### Objetivo do exercício
Transcreva sem alterações o trecho do texto sobre o Covoit’IDFM que começa em "Você já ouviu" e termina em "em tempo real.", incluindo essas palavras.

### Texto de leitura
Uma iniciativa lançada pela Île-de-France Mobilités está pagando motoristas que dividem o trajeto entre casa e trabalho. Em apenas quatro meses, o serviço já reuniu 10 000 pessoas cadastradas e contabiliza 1 700 trajetos oferecidos, com potencial de render aos condutores até 200 euros por mês - um alívio bem-vindo em plena crise dos combustíveis.
Você já ouviu falar do Covoit’IDFM, o novo aplicativo da Île-de-France Mobilités? Na verdade, ele é “novo” só até certo ponto: lançado em dezembro de 2025, já alcançou 10 000 inscritos. Mas, na prática, como funciona o Covoit’IDFM?
A lógica é a da carona compartilhada, com regras simples. Se você dirige, informa no app o seu percurso antes de sair com o carro. Se você é passageiro, vai até um ponto de parada (sim, um ponto físico de verdade, como os de ônibus) e aguarda a passagem de algum motorista. Não existe reserva antecipada. Não existe barganha. Tudo acontece em tempo real.

### Entradas extraídas
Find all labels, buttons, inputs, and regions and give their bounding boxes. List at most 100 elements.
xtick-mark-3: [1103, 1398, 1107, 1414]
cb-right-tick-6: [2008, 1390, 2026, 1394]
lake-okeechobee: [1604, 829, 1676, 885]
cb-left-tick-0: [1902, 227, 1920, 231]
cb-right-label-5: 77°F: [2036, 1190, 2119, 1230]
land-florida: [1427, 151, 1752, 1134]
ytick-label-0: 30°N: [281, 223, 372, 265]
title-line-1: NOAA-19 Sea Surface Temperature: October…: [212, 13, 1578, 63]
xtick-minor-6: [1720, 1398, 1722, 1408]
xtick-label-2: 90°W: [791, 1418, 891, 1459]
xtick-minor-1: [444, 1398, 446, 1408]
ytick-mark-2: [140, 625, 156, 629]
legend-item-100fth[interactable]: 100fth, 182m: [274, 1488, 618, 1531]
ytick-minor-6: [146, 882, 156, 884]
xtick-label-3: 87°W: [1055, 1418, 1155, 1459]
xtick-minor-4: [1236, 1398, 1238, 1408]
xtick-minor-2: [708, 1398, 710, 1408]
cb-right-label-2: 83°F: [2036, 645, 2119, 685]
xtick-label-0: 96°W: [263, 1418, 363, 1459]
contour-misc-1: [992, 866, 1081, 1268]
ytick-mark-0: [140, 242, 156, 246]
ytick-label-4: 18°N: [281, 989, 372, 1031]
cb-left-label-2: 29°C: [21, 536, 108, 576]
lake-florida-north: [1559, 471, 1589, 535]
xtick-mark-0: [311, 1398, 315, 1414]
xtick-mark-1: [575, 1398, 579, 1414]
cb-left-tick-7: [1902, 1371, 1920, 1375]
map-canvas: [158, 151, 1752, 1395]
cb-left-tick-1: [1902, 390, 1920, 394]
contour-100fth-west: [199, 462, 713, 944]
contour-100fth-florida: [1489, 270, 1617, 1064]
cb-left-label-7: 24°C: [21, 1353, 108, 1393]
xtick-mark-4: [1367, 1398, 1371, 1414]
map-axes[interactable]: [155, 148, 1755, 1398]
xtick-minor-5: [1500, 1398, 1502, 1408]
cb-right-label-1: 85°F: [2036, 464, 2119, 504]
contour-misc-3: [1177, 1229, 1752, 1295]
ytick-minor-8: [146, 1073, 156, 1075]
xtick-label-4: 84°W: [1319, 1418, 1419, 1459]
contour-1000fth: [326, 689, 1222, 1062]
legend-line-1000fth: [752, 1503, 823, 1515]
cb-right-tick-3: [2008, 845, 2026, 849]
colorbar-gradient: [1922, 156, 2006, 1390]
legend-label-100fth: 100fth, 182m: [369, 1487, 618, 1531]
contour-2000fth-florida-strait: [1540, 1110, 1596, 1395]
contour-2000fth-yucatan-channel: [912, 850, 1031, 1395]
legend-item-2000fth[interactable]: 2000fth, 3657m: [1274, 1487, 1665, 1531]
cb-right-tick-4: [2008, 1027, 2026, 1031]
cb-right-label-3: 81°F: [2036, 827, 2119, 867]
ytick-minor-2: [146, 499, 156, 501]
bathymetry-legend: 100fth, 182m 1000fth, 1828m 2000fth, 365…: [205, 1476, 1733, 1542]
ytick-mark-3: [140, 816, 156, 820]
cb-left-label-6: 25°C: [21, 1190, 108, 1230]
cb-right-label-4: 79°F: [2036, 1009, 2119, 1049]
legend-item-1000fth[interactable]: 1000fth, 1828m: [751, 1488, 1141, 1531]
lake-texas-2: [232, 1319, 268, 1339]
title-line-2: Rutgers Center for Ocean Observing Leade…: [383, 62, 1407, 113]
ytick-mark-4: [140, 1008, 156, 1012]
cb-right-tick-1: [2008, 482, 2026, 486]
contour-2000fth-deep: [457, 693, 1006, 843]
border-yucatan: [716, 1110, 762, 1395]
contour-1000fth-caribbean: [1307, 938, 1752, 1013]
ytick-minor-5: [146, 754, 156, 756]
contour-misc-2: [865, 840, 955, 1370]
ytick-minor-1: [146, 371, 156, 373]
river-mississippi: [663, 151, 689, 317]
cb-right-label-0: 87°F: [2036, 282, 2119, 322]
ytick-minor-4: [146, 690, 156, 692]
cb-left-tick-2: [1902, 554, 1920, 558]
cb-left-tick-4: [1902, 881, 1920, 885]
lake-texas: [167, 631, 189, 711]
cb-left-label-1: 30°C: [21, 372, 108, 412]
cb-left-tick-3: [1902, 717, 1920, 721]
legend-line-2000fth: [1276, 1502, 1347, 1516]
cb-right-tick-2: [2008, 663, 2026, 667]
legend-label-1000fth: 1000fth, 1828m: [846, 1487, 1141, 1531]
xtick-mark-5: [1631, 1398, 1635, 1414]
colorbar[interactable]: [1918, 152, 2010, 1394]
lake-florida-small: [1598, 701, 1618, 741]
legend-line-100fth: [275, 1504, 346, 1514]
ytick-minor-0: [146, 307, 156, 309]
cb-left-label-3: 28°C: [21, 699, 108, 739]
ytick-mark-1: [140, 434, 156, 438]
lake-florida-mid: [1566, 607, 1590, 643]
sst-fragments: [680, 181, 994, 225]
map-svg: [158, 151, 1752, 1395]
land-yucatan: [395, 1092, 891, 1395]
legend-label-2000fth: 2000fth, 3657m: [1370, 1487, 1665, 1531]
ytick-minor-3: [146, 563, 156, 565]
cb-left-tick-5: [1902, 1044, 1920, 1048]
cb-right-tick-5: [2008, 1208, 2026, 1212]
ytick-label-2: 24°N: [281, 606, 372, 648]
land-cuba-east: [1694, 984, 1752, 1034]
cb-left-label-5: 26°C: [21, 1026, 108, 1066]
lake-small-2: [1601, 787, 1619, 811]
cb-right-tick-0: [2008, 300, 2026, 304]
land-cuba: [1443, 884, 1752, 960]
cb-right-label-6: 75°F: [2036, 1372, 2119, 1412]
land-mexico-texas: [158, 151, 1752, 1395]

### Resultado da tarefa
Você já ouviu falar do Covoit’IDFM, o novo aplicativo da Île-de-France Mobilités? Na verdade, ele é “novo” só até certo ponto: lançado em dezembro de 2025, já alcançou 10 000 inscritos. Mas, na prática, como funciona o Covoit’IDFM?
A lógica é a da carona compartilhada, com regras simples. Se você dirige, informa no app o seu percurso antes de sair com o carro. Se você é passageiro, vai até um ponto de parada (sim, um ponto físico de verdade, como os de ônibus) e aguarda a passagem de algum motorista. Não existe reserva antecipada. Não existe barganha. Tudo acontece em tempo real.